■ **Brief**: Pick out every line with the word "grid" and copy it.

____ Entries provided

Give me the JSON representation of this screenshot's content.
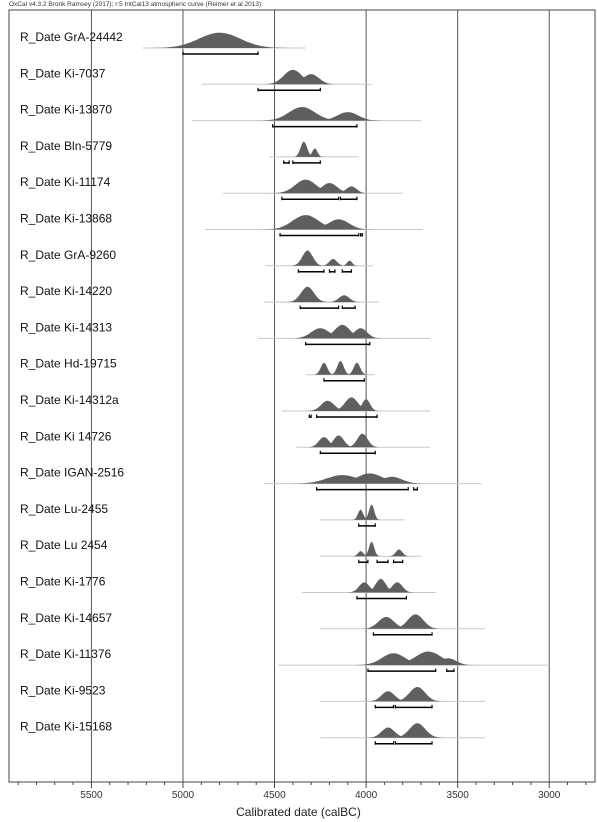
{
  "header_text": "OxCal v4.3.2 Bronk Ramsey (2017); r:5 IntCal13 atmospheric curve (Reimer et al 2013)",
  "chart_data": {
    "type": "multiple calibrated date distributions",
    "xlabel": "Calibrated date (calBC)",
    "xlim": [
      5950,
      2750
    ],
    "x_ticks": [
      5500,
      5000,
      4500,
      4000,
      3500,
      3000
    ],
    "x_minor_step": 100,
    "grid": "vertical lines at 500-year ticks",
    "colors": {
      "distribution": "#5f5f5f",
      "outline": "#c8c8c8",
      "range": "#000000",
      "grid": "#555555"
    },
    "series": [
      {
        "name": "R_Date GrA-24442",
        "extent": [
          5220,
          4330
        ],
        "peaks": [
          [
            4800,
            0.9,
            160
          ]
        ],
        "ranges": [
          [
            5000,
            4590
          ]
        ]
      },
      {
        "name": "R_Date Ki-7037",
        "extent": [
          4900,
          3970
        ],
        "peaks": [
          [
            4400,
            0.85,
            70
          ],
          [
            4300,
            0.6,
            60
          ]
        ],
        "ranges": [
          [
            4590,
            4250
          ]
        ]
      },
      {
        "name": "R_Date Ki-13870",
        "extent": [
          4950,
          3700
        ],
        "peaks": [
          [
            4350,
            0.8,
            100
          ],
          [
            4100,
            0.5,
            80
          ]
        ],
        "ranges": [
          [
            4510,
            4050
          ]
        ]
      },
      {
        "name": "R_Date Bln-5779",
        "extent": [
          4530,
          4040
        ],
        "peaks": [
          [
            4340,
            0.9,
            25
          ],
          [
            4280,
            0.5,
            20
          ]
        ],
        "ranges": [
          [
            4450,
            4420
          ],
          [
            4400,
            4250
          ]
        ]
      },
      {
        "name": "R_Date Ki-11174",
        "extent": [
          4780,
          3800
        ],
        "peaks": [
          [
            4330,
            0.8,
            80
          ],
          [
            4200,
            0.6,
            60
          ],
          [
            4080,
            0.4,
            40
          ]
        ],
        "ranges": [
          [
            4460,
            4150
          ],
          [
            4140,
            4050
          ]
        ]
      },
      {
        "name": "R_Date Ki-13868",
        "extent": [
          4880,
          3690
        ],
        "peaks": [
          [
            4330,
            0.85,
            100
          ],
          [
            4150,
            0.6,
            80
          ]
        ],
        "ranges": [
          [
            4470,
            4040
          ],
          [
            4030,
            4020
          ]
        ]
      },
      {
        "name": "R_Date GrA-9260",
        "extent": [
          4550,
          3960
        ],
        "peaks": [
          [
            4320,
            0.9,
            40
          ],
          [
            4180,
            0.4,
            30
          ],
          [
            4090,
            0.3,
            20
          ]
        ],
        "ranges": [
          [
            4370,
            4230
          ],
          [
            4200,
            4170
          ],
          [
            4130,
            4080
          ]
        ]
      },
      {
        "name": "R_Date Ki-14220",
        "extent": [
          4560,
          3930
        ],
        "peaks": [
          [
            4320,
            0.9,
            50
          ],
          [
            4120,
            0.4,
            40
          ]
        ],
        "ranges": [
          [
            4360,
            4150
          ],
          [
            4130,
            4060
          ]
        ]
      },
      {
        "name": "R_Date Ki-14313",
        "extent": [
          4590,
          3650
        ],
        "peaks": [
          [
            4250,
            0.6,
            70
          ],
          [
            4130,
            0.8,
            60
          ],
          [
            4030,
            0.6,
            50
          ]
        ],
        "ranges": [
          [
            4330,
            3980
          ]
        ]
      },
      {
        "name": "R_Date Hd-19715",
        "extent": [
          4330,
          3950
        ],
        "peaks": [
          [
            4230,
            0.7,
            25
          ],
          [
            4140,
            0.8,
            25
          ],
          [
            4050,
            0.7,
            25
          ]
        ],
        "ranges": [
          [
            4230,
            4010
          ]
        ]
      },
      {
        "name": "R_Date Ki-14312a",
        "extent": [
          4460,
          3650
        ],
        "peaks": [
          [
            4210,
            0.6,
            50
          ],
          [
            4080,
            0.8,
            50
          ],
          [
            4000,
            0.7,
            30
          ]
        ],
        "ranges": [
          [
            4310,
            4300
          ],
          [
            4270,
            3940
          ]
        ]
      },
      {
        "name": "R_Date Ki 14726",
        "extent": [
          4380,
          3650
        ],
        "peaks": [
          [
            4230,
            0.6,
            40
          ],
          [
            4150,
            0.7,
            40
          ],
          [
            4020,
            0.8,
            40
          ]
        ],
        "ranges": [
          [
            4250,
            3950
          ]
        ]
      },
      {
        "name": "R_Date IGAN-2516",
        "extent": [
          4560,
          3370
        ],
        "peaks": [
          [
            4130,
            0.5,
            120
          ],
          [
            3980,
            0.6,
            100
          ],
          [
            3860,
            0.4,
            80
          ]
        ],
        "ranges": [
          [
            4270,
            3770
          ],
          [
            3740,
            3720
          ]
        ]
      },
      {
        "name": "R_Date Lu-2455",
        "extent": [
          4250,
          3790
        ],
        "peaks": [
          [
            4030,
            0.6,
            20
          ],
          [
            3970,
            0.9,
            20
          ]
        ],
        "ranges": [
          [
            4040,
            3950
          ]
        ]
      },
      {
        "name": "R_Date Lu 2454",
        "extent": [
          4250,
          3700
        ],
        "peaks": [
          [
            3970,
            0.85,
            20
          ],
          [
            3820,
            0.4,
            25
          ],
          [
            4030,
            0.3,
            20
          ]
        ],
        "ranges": [
          [
            4040,
            3990
          ],
          [
            3940,
            3880
          ],
          [
            3850,
            3800
          ]
        ]
      },
      {
        "name": "R_Date Ki-1776",
        "extent": [
          4350,
          3620
        ],
        "peaks": [
          [
            4010,
            0.6,
            40
          ],
          [
            3920,
            0.8,
            40
          ],
          [
            3830,
            0.6,
            40
          ]
        ],
        "ranges": [
          [
            4050,
            3780
          ]
        ]
      },
      {
        "name": "R_Date Ki-14657",
        "extent": [
          4250,
          3350
        ],
        "peaks": [
          [
            3890,
            0.7,
            60
          ],
          [
            3730,
            0.85,
            60
          ]
        ],
        "ranges": [
          [
            3960,
            3640
          ]
        ]
      },
      {
        "name": "R_Date Ki-11376",
        "extent": [
          4480,
          3000
        ],
        "peaks": [
          [
            3850,
            0.7,
            90
          ],
          [
            3660,
            0.8,
            100
          ],
          [
            3550,
            0.4,
            60
          ]
        ],
        "ranges": [
          [
            3990,
            3620
          ],
          [
            3560,
            3520
          ]
        ]
      },
      {
        "name": "R_Date Ki-9523",
        "extent": [
          4250,
          3350
        ],
        "peaks": [
          [
            3880,
            0.6,
            50
          ],
          [
            3720,
            0.85,
            60
          ]
        ],
        "ranges": [
          [
            3950,
            3850
          ],
          [
            3840,
            3640
          ]
        ]
      },
      {
        "name": "R_Date Ki-15168",
        "extent": [
          4250,
          3350
        ],
        "peaks": [
          [
            3880,
            0.6,
            50
          ],
          [
            3720,
            0.85,
            60
          ]
        ],
        "ranges": [
          [
            3950,
            3850
          ],
          [
            3840,
            3640
          ]
        ]
      }
    ]
  }
}
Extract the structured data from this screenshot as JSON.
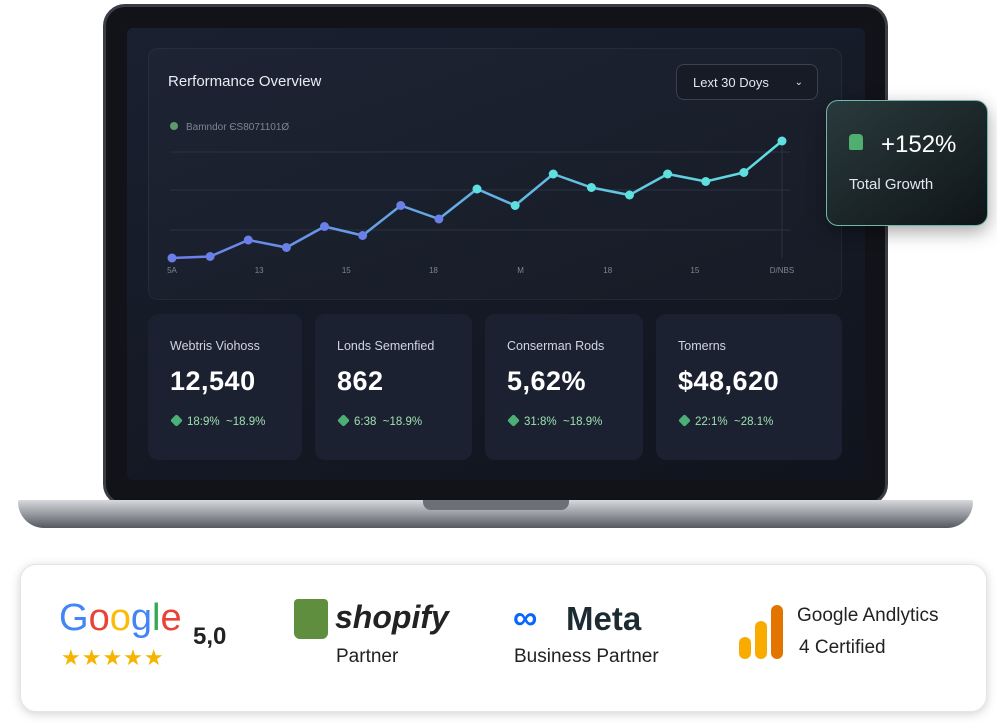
{
  "dashboard": {
    "title": "Rerformance Overview",
    "range": "Lext 30 Doys",
    "legend": "Bamndor ЄS8071101Ø",
    "chart": {
      "type": "line",
      "values": [
        8,
        9,
        20,
        15,
        29,
        23,
        43,
        34,
        54,
        43,
        64,
        55,
        50,
        64,
        59,
        65,
        86
      ],
      "ylim": [
        0,
        100
      ],
      "color_start": "#6a7fe8",
      "color_end": "#5fe0e0",
      "x_labels": [
        "5A",
        "13",
        "15",
        "18",
        "M",
        "18",
        "15",
        "D/NBS"
      ]
    },
    "growth": {
      "value": "+152%",
      "label": "Total Growth"
    },
    "metrics": [
      {
        "label": "Webtris Viohoss",
        "value": "12,540",
        "change": "18:9%",
        "change2": "~18.9%"
      },
      {
        "label": "Londs Semenfied",
        "value": "862",
        "change": "6:38",
        "change2": "~18.9%"
      },
      {
        "label": "Conserman Rods",
        "value": "5,62%",
        "change": "31:8%",
        "change2": "~18.9%"
      },
      {
        "label": "Tomerns",
        "value": "$48,620",
        "change": "22:1%",
        "change2": "~28.1%"
      }
    ]
  },
  "badges": [
    {
      "name": "Google",
      "detail": "5,0"
    },
    {
      "name": "shopify",
      "detail": "Partner"
    },
    {
      "name": "Meta",
      "detail": "Business Partner"
    },
    {
      "name": "Google Andlytics",
      "detail": "4 Certified"
    }
  ]
}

________

■ **Response**:
    "grid": "vertical lines at 500-year ticks",
      "grid": "#555555"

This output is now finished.